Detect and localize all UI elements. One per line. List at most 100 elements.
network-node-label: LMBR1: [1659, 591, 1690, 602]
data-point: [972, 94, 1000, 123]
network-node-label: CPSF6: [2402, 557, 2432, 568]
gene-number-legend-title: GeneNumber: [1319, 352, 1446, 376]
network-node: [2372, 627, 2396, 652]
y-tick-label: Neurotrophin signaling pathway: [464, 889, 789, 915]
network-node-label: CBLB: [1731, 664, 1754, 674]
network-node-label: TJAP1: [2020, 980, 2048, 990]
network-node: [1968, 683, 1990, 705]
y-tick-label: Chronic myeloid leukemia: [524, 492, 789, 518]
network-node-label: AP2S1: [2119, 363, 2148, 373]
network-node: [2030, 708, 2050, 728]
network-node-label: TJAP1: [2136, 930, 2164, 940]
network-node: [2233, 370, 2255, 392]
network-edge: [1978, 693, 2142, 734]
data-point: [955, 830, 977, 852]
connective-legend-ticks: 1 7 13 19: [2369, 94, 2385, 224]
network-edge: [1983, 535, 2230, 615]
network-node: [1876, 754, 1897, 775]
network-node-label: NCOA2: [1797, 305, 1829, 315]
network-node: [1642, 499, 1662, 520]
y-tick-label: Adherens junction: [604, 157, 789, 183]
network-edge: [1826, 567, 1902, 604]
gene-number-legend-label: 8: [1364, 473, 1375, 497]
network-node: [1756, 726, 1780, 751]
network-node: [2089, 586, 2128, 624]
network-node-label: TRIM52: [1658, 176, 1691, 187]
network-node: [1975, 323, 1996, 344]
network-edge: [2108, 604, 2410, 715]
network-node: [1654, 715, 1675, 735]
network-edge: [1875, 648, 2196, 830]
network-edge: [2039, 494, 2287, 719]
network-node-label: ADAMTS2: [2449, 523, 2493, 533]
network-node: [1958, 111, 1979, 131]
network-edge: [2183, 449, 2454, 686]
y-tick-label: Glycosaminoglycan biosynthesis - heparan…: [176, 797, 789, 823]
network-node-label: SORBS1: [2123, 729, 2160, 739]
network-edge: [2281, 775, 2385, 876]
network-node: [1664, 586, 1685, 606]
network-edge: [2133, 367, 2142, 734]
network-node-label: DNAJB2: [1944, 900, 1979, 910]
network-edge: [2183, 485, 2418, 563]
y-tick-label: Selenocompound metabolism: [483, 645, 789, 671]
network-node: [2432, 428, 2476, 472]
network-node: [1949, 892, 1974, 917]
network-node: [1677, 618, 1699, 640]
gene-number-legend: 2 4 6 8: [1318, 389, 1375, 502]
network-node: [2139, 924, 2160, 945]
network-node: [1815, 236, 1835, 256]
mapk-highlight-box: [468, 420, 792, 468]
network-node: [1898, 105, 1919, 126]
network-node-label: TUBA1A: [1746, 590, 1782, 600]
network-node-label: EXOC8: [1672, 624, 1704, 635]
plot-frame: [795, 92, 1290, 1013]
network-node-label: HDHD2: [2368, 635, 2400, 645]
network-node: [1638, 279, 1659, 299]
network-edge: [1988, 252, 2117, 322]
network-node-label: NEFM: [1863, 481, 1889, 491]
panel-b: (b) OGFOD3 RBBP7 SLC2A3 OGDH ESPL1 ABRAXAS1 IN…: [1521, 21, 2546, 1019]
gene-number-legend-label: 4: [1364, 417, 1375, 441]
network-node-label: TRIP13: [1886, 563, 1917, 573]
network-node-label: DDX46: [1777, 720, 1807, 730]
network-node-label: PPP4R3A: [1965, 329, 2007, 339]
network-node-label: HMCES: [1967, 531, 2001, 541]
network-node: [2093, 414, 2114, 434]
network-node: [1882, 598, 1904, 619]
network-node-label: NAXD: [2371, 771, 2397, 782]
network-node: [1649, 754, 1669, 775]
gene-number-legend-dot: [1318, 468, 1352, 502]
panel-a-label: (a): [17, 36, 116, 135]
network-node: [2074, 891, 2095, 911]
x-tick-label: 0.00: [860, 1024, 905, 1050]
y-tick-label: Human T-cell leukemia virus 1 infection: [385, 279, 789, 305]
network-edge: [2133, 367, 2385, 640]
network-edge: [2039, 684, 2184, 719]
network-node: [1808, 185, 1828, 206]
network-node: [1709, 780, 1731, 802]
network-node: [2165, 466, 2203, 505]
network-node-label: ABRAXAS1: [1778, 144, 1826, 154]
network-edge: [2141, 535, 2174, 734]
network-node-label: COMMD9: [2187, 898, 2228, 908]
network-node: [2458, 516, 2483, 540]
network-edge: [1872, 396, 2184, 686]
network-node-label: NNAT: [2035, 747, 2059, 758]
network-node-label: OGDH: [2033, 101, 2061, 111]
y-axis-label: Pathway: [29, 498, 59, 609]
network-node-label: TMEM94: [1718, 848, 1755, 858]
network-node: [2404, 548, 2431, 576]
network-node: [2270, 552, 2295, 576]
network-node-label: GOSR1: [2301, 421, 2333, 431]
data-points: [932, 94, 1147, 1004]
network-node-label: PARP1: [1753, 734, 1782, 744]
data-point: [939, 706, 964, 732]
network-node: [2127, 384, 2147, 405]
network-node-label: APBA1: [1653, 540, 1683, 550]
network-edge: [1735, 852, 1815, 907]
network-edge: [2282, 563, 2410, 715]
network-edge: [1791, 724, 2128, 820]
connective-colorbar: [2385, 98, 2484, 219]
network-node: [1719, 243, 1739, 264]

^^^^^^^^

→ **Instructions for the task**
Working through the records, find each line containing the word "data" and copy it.

→ **Exercise answer**
data-point: [972, 94, 1000, 123]
data-point: [955, 830, 977, 852]
data-points: [932, 94, 1147, 1004]
data-point: [939, 706, 964, 732]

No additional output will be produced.